(Records that describe figures)

***

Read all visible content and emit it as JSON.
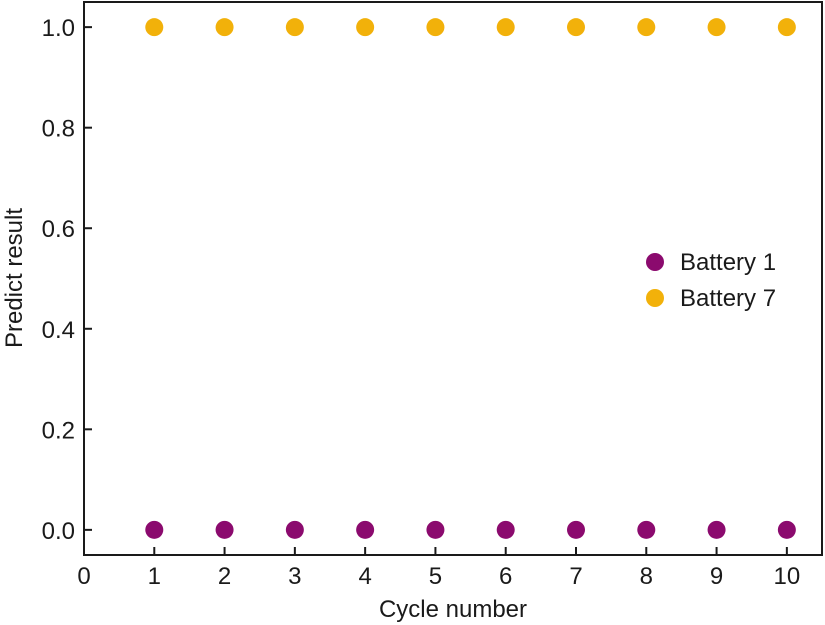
{
  "chart_data": {
    "type": "scatter",
    "xlabel": "Cycle number",
    "ylabel": "Predict result",
    "xlim": [
      0,
      10.5
    ],
    "ylim": [
      -0.05,
      1.05
    ],
    "xticks": [
      "0",
      "1",
      "2",
      "3",
      "4",
      "5",
      "6",
      "7",
      "8",
      "9",
      "10"
    ],
    "yticks": [
      "0.0",
      "0.2",
      "0.4",
      "0.6",
      "0.8",
      "1.0"
    ],
    "grid": false,
    "legend_position": "center-right",
    "series": [
      {
        "name": "Battery 1",
        "color": "#8b0a6e",
        "x": [
          1,
          2,
          3,
          4,
          5,
          6,
          7,
          8,
          9,
          10
        ],
        "y": [
          0,
          0,
          0,
          0,
          0,
          0,
          0,
          0,
          0,
          0
        ]
      },
      {
        "name": "Battery 7",
        "color": "#f2b10a",
        "x": [
          1,
          2,
          3,
          4,
          5,
          6,
          7,
          8,
          9,
          10
        ],
        "y": [
          1,
          1,
          1,
          1,
          1,
          1,
          1,
          1,
          1,
          1
        ]
      }
    ]
  }
}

***

## Goal of the exercise
Repeat the records above exactly, leaving out any pictures they contain.

## Answer to this problem
Read all visible content and emit it as JSON.
{
  "chart_data": {
    "type": "scatter",
    "xlabel": "Cycle number",
    "ylabel": "Predict result",
    "xlim": [
      0,
      10.5
    ],
    "ylim": [
      -0.05,
      1.05
    ],
    "xticks": [
      "0",
      "1",
      "2",
      "3",
      "4",
      "5",
      "6",
      "7",
      "8",
      "9",
      "10"
    ],
    "yticks": [
      "0.0",
      "0.2",
      "0.4",
      "0.6",
      "0.8",
      "1.0"
    ],
    "grid": false,
    "legend_position": "center-right",
    "series": [
      {
        "name": "Battery 1",
        "color": "#8b0a6e",
        "x": [
          1,
          2,
          3,
          4,
          5,
          6,
          7,
          8,
          9,
          10
        ],
        "y": [
          0,
          0,
          0,
          0,
          0,
          0,
          0,
          0,
          0,
          0
        ]
      },
      {
        "name": "Battery 7",
        "color": "#f2b10a",
        "x": [
          1,
          2,
          3,
          4,
          5,
          6,
          7,
          8,
          9,
          10
        ],
        "y": [
          1,
          1,
          1,
          1,
          1,
          1,
          1,
          1,
          1,
          1
        ]
      }
    ]
  }
}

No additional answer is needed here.